Goal: Write out every entry, unchanged. Skip any picture.

>> Begin Input rows

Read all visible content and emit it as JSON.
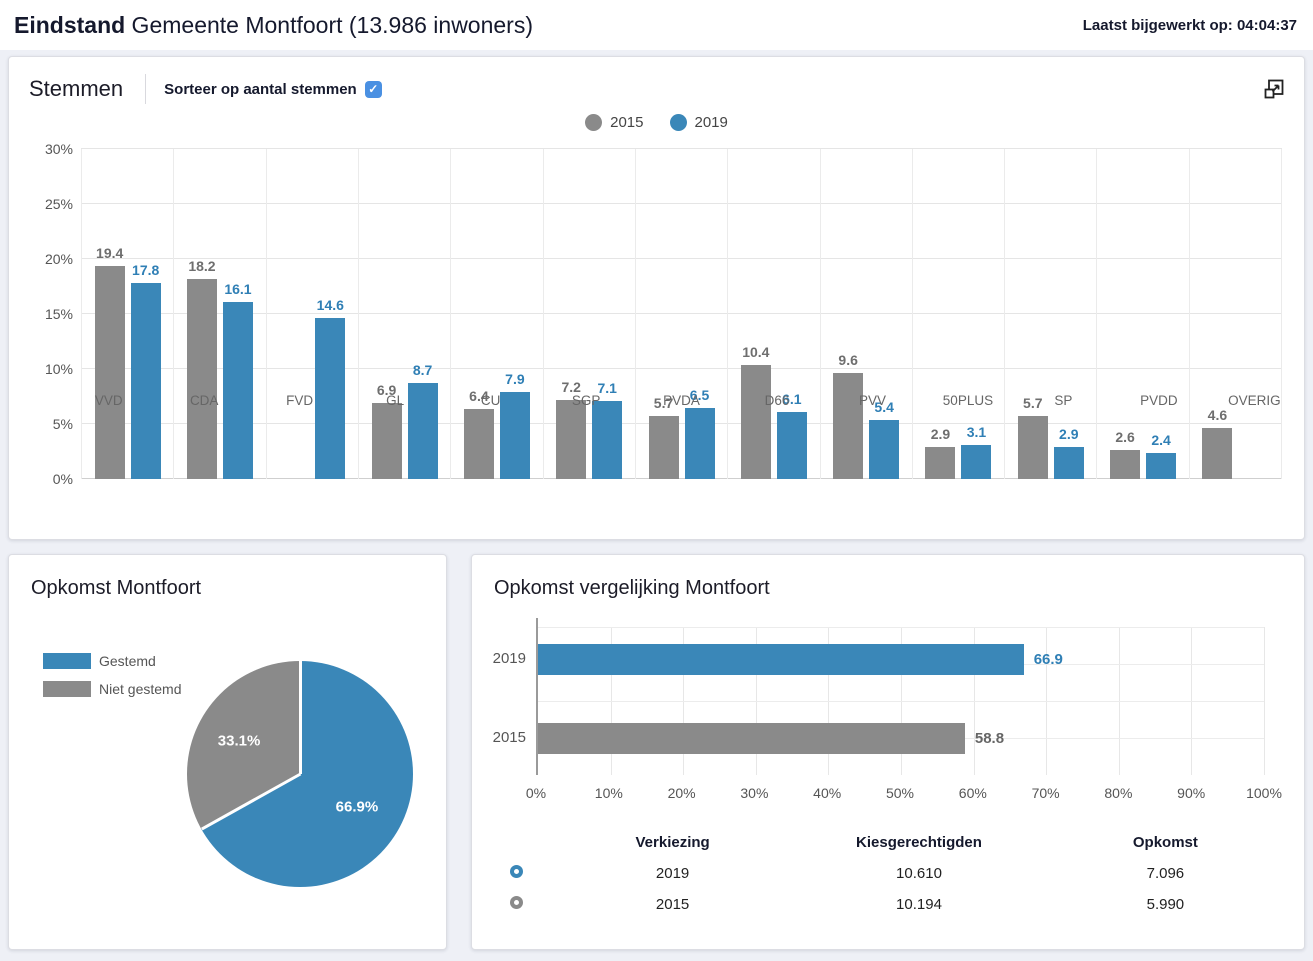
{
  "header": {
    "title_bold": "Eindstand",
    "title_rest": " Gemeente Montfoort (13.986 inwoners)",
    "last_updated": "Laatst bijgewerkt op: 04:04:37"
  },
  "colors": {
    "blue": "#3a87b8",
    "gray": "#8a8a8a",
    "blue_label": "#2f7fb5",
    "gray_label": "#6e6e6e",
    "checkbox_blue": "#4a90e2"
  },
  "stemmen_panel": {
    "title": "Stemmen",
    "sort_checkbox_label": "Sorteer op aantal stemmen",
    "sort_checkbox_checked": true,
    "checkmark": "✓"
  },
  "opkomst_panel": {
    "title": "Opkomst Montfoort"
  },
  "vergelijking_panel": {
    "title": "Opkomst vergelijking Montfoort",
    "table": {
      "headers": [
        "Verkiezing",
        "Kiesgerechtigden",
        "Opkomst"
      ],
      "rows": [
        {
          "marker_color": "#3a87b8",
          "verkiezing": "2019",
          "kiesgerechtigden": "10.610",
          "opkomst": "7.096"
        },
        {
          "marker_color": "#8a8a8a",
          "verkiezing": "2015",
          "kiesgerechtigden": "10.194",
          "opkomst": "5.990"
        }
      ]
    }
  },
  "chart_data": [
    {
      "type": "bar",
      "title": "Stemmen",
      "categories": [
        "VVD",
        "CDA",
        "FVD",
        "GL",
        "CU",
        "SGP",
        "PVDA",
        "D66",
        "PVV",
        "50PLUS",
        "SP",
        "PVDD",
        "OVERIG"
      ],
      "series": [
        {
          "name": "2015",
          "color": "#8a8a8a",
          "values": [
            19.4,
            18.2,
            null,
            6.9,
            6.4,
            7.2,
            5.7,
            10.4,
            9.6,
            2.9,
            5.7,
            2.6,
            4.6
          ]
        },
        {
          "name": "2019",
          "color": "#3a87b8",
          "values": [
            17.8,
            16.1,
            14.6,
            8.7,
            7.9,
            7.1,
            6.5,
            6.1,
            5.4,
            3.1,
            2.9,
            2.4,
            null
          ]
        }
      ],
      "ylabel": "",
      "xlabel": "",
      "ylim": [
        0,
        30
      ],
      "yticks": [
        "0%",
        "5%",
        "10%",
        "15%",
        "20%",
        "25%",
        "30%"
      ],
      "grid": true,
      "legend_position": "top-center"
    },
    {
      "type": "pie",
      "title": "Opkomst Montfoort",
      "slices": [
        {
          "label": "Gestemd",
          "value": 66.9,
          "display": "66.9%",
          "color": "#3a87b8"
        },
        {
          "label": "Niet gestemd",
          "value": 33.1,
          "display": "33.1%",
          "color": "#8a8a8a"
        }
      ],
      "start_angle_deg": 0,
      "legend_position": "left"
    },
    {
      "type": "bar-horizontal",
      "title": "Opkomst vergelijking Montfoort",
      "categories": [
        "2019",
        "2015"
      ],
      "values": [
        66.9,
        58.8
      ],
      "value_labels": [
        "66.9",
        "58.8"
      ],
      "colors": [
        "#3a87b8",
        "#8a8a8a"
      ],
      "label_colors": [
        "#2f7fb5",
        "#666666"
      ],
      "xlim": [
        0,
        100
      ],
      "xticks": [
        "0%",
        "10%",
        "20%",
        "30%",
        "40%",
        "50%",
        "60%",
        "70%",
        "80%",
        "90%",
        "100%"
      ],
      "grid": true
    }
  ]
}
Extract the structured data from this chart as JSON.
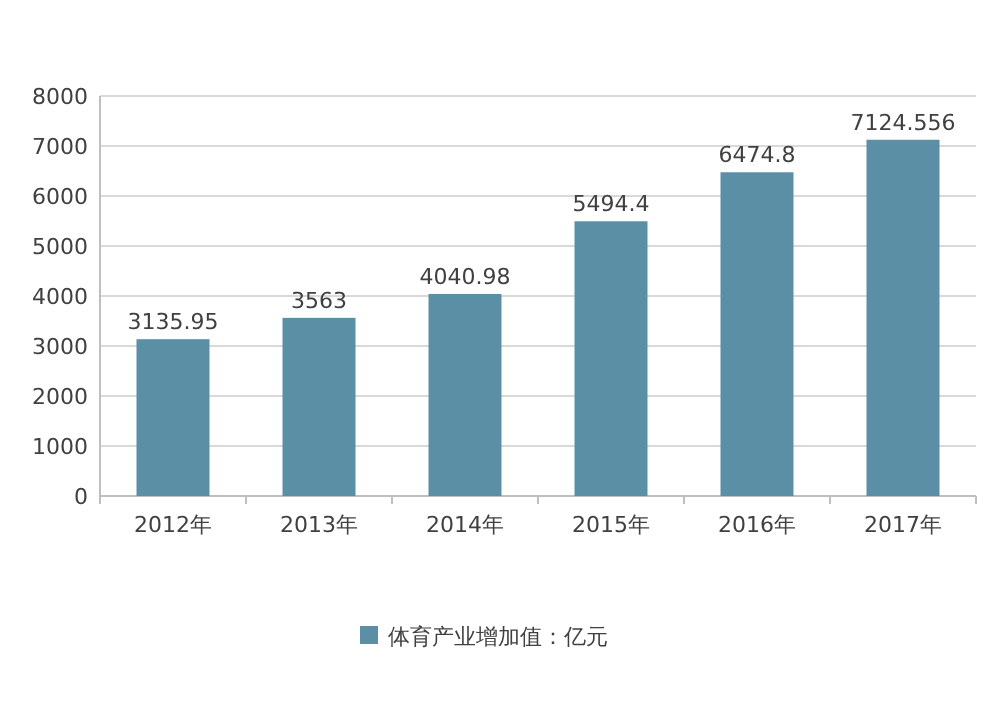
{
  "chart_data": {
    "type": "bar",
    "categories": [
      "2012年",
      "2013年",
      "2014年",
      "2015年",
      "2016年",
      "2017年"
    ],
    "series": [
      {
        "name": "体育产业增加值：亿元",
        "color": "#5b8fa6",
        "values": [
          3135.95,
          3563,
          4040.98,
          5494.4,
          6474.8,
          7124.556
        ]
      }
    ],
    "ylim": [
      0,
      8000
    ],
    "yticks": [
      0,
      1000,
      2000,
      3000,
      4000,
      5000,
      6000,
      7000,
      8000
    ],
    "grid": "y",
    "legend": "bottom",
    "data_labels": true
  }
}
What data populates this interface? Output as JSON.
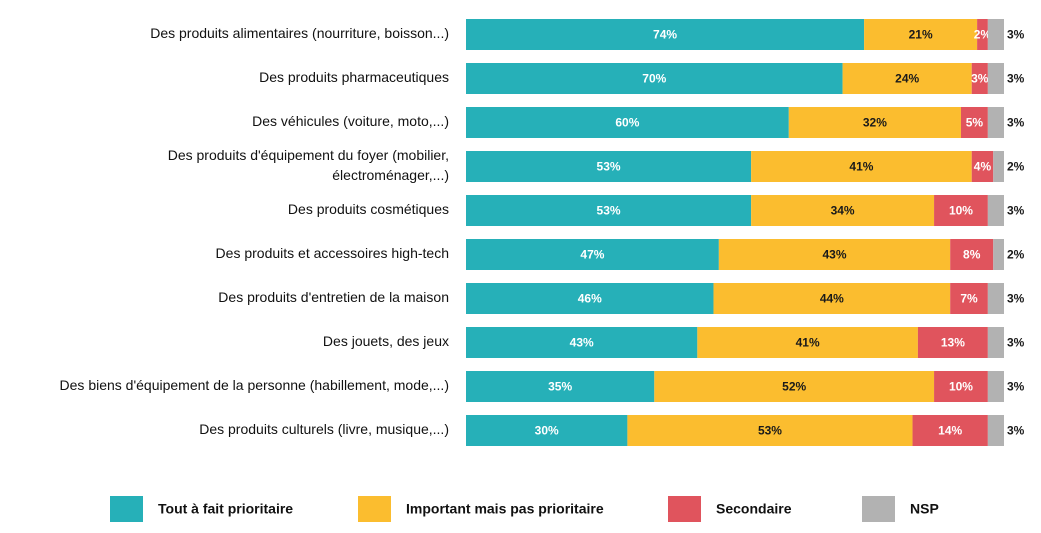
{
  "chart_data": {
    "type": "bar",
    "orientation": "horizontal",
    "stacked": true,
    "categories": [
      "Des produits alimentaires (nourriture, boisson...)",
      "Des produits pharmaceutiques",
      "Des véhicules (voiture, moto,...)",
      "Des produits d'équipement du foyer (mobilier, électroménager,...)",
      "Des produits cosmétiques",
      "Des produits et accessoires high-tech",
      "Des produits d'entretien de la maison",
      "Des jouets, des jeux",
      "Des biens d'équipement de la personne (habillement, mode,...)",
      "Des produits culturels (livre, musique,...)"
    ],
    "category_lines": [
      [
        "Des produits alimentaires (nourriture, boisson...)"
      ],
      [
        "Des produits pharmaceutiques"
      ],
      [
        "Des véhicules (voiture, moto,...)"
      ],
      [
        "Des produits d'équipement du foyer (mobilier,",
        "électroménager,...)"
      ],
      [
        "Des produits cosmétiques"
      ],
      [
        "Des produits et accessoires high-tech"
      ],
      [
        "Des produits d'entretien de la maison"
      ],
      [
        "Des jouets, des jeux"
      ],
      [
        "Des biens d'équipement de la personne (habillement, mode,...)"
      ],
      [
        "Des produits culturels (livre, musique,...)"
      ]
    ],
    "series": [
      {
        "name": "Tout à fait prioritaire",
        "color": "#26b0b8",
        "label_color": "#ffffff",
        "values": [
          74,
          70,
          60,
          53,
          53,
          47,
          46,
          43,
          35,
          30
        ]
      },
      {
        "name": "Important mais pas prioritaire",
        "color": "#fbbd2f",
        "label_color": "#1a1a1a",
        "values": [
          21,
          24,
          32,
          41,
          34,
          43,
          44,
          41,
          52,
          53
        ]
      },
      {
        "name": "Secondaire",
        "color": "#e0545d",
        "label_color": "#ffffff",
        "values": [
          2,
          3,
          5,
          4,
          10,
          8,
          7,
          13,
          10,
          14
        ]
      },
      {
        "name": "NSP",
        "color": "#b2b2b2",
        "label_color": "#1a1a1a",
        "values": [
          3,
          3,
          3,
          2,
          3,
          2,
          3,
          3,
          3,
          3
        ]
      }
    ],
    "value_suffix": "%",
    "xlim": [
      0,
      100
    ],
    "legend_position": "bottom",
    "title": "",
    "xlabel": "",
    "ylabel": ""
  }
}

>> End Input rows

Written solution:
Read all visible content and emit it as JSON.
{
  "header": {
    "title_bold": "Eindstand",
    "title_rest": " Gemeente Montfoort (13.986 inwoners)",
    "last_updated": "Laatst bijgewerkt op: 04:04:37"
  },
  "colors": {
    "blue": "#3a87b8",
    "gray": "#8a8a8a",
    "blue_label": "#2f7fb5",
    "gray_label": "#6e6e6e",
    "checkbox_blue": "#4a90e2"
  },
  "stemmen_panel": {
    "title": "Stemmen",
    "sort_checkbox_label": "Sorteer op aantal stemmen",
    "sort_checkbox_checked": true,
    "checkmark": "✓"
  },
  "opkomst_panel": {
    "title": "Opkomst Montfoort"
  },
  "vergelijking_panel": {
    "title": "Opkomst vergelijking Montfoort",
    "table": {
      "headers": [
        "Verkiezing",
        "Kiesgerechtigden",
        "Opkomst"
      ],
      "rows": [
        {
          "marker_color": "#3a87b8",
          "verkiezing": "2019",
          "kiesgerechtigden": "10.610",
          "opkomst": "7.096"
        },
        {
          "marker_color": "#8a8a8a",
          "verkiezing": "2015",
          "kiesgerechtigden": "10.194",
          "opkomst": "5.990"
        }
      ]
    }
  },
  "chart_data": [
    {
      "type": "bar",
      "title": "Stemmen",
      "categories": [
        "VVD",
        "CDA",
        "FVD",
        "GL",
        "CU",
        "SGP",
        "PVDA",
        "D66",
        "PVV",
        "50PLUS",
        "SP",
        "PVDD",
        "OVERIG"
      ],
      "series": [
        {
          "name": "2015",
          "color": "#8a8a8a",
          "values": [
            19.4,
            18.2,
            null,
            6.9,
            6.4,
            7.2,
            5.7,
            10.4,
            9.6,
            2.9,
            5.7,
            2.6,
            4.6
          ]
        },
        {
          "name": "2019",
          "color": "#3a87b8",
          "values": [
            17.8,
            16.1,
            14.6,
            8.7,
            7.9,
            7.1,
            6.5,
            6.1,
            5.4,
            3.1,
            2.9,
            2.4,
            null
          ]
        }
      ],
      "ylabel": "",
      "xlabel": "",
      "ylim": [
        0,
        30
      ],
      "yticks": [
        "0%",
        "5%",
        "10%",
        "15%",
        "20%",
        "25%",
        "30%"
      ],
      "grid": true,
      "legend_position": "top-center"
    },
    {
      "type": "pie",
      "title": "Opkomst Montfoort",
      "slices": [
        {
          "label": "Gestemd",
          "value": 66.9,
          "display": "66.9%",
          "color": "#3a87b8"
        },
        {
          "label": "Niet gestemd",
          "value": 33.1,
          "display": "33.1%",
          "color": "#8a8a8a"
        }
      ],
      "start_angle_deg": 0,
      "legend_position": "left"
    },
    {
      "type": "bar-horizontal",
      "title": "Opkomst vergelijking Montfoort",
      "categories": [
        "2019",
        "2015"
      ],
      "values": [
        66.9,
        58.8
      ],
      "value_labels": [
        "66.9",
        "58.8"
      ],
      "colors": [
        "#3a87b8",
        "#8a8a8a"
      ],
      "label_colors": [
        "#2f7fb5",
        "#666666"
      ],
      "xlim": [
        0,
        100
      ],
      "xticks": [
        "0%",
        "10%",
        "20%",
        "30%",
        "40%",
        "50%",
        "60%",
        "70%",
        "80%",
        "90%",
        "100%"
      ],
      "grid": true
    }
  ]
}
Extract the structured data from this chart as JSON.
{
  "chart_data": {
    "type": "bar",
    "categories": [
      "2012年",
      "2013年",
      "2014年",
      "2015年",
      "2016年",
      "2017年"
    ],
    "series": [
      {
        "name": "体育产业增加值：亿元",
        "color": "#5b8fa6",
        "values": [
          3135.95,
          3563,
          4040.98,
          5494.4,
          6474.8,
          7124.556
        ]
      }
    ],
    "ylim": [
      0,
      8000
    ],
    "yticks": [
      0,
      1000,
      2000,
      3000,
      4000,
      5000,
      6000,
      7000,
      8000
    ],
    "grid": "y",
    "legend": "bottom",
    "data_labels": true
  }
}
What data populates this interface? Output as JSON.
{
  "chart_data": {
    "type": "bar",
    "orientation": "horizontal",
    "stacked": true,
    "categories": [
      "Des produits alimentaires (nourriture, boisson...)",
      "Des produits pharmaceutiques",
      "Des véhicules (voiture, moto,...)",
      "Des produits d'équipement du foyer (mobilier, électroménager,...)",
      "Des produits cosmétiques",
      "Des produits et accessoires high-tech",
      "Des produits d'entretien de la maison",
      "Des jouets, des jeux",
      "Des biens d'équipement de la personne (habillement, mode,...)",
      "Des produits culturels (livre, musique,...)"
    ],
    "category_lines": [
      [
        "Des produits alimentaires (nourriture, boisson...)"
      ],
      [
        "Des produits pharmaceutiques"
      ],
      [
        "Des véhicules (voiture, moto,...)"
      ],
      [
        "Des produits d'équipement du foyer (mobilier,",
        "électroménager,...)"
      ],
      [
        "Des produits cosmétiques"
      ],
      [
        "Des produits et accessoires high-tech"
      ],
      [
        "Des produits d'entretien de la maison"
      ],
      [
        "Des jouets, des jeux"
      ],
      [
        "Des biens d'équipement de la personne (habillement, mode,...)"
      ],
      [
        "Des produits culturels (livre, musique,...)"
      ]
    ],
    "series": [
      {
        "name": "Tout à fait prioritaire",
        "color": "#26b0b8",
        "label_color": "#ffffff",
        "values": [
          74,
          70,
          60,
          53,
          53,
          47,
          46,
          43,
          35,
          30
        ]
      },
      {
        "name": "Important mais pas prioritaire",
        "color": "#fbbd2f",
        "label_color": "#1a1a1a",
        "values": [
          21,
          24,
          32,
          41,
          34,
          43,
          44,
          41,
          52,
          53
        ]
      },
      {
        "name": "Secondaire",
        "color": "#e0545d",
        "label_color": "#ffffff",
        "values": [
          2,
          3,
          5,
          4,
          10,
          8,
          7,
          13,
          10,
          14
        ]
      },
      {
        "name": "NSP",
        "color": "#b2b2b2",
        "label_color": "#1a1a1a",
        "values": [
          3,
          3,
          3,
          2,
          3,
          2,
          3,
          3,
          3,
          3
        ]
      }
    ],
    "value_suffix": "%",
    "xlim": [
      0,
      100
    ],
    "legend_position": "bottom",
    "title": "",
    "xlabel": "",
    "ylabel": ""
  }
}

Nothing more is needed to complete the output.